**Challenge**.
Each line containing the word "this" must be reported.

**Material supplied**.
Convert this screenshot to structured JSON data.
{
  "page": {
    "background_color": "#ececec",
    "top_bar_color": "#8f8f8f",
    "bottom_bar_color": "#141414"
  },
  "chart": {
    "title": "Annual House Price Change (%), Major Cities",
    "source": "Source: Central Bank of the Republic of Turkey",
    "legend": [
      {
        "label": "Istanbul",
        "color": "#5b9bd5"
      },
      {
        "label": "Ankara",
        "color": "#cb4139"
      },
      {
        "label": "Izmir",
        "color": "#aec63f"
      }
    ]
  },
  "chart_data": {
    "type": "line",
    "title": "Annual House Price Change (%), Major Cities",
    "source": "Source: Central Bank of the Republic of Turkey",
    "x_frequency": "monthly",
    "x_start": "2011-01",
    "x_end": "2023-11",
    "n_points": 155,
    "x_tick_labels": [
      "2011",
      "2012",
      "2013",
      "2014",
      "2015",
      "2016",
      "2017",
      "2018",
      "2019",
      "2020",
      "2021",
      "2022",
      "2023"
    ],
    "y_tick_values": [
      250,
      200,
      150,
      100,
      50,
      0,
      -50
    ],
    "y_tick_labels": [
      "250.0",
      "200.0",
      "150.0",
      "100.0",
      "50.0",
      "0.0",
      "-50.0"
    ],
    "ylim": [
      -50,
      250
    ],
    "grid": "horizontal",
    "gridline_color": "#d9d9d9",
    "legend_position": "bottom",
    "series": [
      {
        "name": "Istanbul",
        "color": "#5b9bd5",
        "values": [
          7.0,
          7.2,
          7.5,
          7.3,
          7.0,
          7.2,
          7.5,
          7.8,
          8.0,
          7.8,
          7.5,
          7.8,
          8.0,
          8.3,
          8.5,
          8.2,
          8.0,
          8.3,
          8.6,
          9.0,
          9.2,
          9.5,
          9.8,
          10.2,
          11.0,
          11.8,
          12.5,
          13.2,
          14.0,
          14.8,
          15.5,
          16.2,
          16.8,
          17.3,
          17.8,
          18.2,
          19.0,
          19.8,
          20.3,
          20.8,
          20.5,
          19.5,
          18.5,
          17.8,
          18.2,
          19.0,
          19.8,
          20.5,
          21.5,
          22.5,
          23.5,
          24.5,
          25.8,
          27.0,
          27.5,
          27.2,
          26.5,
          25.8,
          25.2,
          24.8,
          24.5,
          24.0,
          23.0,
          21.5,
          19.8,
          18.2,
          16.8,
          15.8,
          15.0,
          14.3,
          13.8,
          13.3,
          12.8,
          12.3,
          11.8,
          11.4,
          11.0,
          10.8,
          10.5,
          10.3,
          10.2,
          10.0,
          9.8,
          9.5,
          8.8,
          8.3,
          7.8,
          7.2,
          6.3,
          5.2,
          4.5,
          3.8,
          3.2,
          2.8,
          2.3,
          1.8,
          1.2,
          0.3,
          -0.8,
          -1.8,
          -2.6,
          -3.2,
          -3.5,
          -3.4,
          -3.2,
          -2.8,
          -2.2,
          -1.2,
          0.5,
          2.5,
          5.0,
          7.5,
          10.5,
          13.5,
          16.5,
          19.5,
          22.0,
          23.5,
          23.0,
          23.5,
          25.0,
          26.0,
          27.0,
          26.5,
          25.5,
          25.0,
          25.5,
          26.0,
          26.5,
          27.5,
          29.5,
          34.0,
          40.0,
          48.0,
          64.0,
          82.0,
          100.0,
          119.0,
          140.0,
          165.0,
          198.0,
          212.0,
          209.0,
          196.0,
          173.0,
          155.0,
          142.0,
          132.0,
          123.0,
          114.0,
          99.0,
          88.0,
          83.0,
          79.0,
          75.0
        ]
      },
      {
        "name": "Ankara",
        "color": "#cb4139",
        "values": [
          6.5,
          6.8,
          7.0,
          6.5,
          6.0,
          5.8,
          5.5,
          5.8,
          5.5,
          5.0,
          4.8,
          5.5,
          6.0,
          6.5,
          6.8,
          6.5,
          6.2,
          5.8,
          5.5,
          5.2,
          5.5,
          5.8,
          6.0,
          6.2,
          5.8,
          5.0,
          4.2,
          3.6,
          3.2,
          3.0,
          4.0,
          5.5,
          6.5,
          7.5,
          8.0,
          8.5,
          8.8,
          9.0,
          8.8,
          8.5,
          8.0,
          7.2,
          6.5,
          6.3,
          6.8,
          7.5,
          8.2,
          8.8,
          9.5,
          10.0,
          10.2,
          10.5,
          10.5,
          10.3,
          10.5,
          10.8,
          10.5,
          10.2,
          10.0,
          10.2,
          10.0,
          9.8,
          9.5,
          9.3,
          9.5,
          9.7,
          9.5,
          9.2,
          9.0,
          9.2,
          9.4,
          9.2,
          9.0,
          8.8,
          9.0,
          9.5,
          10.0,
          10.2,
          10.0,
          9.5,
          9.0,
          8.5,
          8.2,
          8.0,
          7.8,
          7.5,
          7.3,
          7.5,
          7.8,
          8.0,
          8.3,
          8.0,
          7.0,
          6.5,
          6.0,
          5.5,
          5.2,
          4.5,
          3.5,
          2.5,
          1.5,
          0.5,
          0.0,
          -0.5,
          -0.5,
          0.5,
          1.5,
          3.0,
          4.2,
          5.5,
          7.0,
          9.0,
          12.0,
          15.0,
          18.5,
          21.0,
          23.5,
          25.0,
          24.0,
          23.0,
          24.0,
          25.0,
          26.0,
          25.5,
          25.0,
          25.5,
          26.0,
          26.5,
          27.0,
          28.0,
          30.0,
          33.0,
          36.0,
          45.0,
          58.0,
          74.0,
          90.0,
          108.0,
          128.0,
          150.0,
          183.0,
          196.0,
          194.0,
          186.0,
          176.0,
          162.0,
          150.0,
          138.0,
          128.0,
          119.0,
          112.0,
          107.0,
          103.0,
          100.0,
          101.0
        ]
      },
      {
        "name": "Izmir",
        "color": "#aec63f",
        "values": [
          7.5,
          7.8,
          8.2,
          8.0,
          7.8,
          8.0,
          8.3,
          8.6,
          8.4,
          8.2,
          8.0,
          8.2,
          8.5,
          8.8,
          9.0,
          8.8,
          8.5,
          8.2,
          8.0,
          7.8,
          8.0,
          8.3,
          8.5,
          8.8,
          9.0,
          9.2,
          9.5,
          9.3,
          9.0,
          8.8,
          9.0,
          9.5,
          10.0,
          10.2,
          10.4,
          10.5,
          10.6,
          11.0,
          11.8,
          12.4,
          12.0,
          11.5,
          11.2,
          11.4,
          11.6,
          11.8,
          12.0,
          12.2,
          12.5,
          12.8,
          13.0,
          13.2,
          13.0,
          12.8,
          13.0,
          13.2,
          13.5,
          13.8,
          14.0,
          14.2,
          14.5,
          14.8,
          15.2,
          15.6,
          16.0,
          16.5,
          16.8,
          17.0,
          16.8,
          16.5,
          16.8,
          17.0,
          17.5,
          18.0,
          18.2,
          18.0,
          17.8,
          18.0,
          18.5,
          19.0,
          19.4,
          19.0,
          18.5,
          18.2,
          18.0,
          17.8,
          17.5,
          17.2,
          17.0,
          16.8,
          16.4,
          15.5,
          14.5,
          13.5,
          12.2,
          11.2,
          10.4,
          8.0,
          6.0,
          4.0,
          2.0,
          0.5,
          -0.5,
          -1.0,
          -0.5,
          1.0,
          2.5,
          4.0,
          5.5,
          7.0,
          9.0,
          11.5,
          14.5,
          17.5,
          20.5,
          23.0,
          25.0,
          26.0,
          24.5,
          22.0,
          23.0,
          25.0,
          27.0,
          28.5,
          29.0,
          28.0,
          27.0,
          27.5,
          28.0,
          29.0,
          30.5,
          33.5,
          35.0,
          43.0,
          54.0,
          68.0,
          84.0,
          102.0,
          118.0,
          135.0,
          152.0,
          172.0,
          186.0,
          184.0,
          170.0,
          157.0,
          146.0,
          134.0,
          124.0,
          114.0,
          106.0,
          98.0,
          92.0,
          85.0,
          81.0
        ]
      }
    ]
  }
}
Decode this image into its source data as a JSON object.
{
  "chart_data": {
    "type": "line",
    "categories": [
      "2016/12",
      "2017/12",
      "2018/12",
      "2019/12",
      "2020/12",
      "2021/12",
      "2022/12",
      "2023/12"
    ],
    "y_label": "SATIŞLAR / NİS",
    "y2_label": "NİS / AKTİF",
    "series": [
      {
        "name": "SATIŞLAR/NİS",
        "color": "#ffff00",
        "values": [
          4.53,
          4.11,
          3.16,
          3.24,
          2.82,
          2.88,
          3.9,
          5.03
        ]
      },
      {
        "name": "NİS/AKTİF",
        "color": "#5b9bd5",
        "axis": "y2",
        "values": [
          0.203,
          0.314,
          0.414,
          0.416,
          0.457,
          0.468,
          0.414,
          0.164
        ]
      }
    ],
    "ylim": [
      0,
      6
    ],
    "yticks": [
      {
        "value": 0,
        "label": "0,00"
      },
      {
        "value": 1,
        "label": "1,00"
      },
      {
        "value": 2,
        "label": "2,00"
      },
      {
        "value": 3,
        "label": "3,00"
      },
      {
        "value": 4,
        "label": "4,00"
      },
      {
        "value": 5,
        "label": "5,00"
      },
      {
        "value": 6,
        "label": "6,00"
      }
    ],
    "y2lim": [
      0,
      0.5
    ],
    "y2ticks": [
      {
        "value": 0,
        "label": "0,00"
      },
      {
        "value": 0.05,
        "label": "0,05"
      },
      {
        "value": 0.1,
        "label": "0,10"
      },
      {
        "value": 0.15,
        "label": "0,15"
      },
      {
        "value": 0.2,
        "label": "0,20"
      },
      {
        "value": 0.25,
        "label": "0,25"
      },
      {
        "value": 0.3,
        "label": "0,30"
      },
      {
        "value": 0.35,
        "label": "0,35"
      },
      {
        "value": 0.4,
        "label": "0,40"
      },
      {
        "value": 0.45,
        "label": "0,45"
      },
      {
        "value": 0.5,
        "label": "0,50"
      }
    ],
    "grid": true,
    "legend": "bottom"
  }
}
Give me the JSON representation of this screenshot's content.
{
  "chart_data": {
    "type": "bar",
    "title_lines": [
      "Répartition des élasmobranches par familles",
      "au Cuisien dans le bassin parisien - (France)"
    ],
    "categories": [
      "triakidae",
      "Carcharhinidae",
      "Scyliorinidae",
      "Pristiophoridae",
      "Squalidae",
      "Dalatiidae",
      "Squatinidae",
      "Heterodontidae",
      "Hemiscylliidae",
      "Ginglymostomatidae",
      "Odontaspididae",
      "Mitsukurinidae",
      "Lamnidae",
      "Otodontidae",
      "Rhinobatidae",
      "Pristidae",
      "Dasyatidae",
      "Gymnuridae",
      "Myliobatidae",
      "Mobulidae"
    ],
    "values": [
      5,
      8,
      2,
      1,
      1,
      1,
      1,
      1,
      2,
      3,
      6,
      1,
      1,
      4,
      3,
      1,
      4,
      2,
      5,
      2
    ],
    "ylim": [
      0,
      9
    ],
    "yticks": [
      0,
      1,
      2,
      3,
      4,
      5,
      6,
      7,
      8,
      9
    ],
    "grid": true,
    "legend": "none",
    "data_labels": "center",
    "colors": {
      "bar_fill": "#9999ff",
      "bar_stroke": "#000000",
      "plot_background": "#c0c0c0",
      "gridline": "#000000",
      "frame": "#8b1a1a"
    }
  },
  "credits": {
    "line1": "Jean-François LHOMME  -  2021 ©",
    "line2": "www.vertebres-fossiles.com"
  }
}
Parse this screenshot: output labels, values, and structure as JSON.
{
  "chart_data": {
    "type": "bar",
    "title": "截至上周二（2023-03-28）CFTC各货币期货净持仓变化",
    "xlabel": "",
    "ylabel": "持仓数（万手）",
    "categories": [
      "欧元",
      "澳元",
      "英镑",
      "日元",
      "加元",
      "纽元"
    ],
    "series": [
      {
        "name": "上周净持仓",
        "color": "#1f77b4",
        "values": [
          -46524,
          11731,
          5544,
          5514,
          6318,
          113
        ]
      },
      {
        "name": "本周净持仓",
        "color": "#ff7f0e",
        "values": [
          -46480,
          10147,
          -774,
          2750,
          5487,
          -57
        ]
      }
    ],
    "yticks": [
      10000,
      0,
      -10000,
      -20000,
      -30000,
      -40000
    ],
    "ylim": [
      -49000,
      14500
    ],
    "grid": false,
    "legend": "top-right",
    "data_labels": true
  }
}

**The answer**.
Convert this screenshot to structured JSON data.
Decode this image into its source data as a JSON object.
Give me the JSON representation of this screenshot's content.
Parse this screenshot: output labels, values, and structure as JSON.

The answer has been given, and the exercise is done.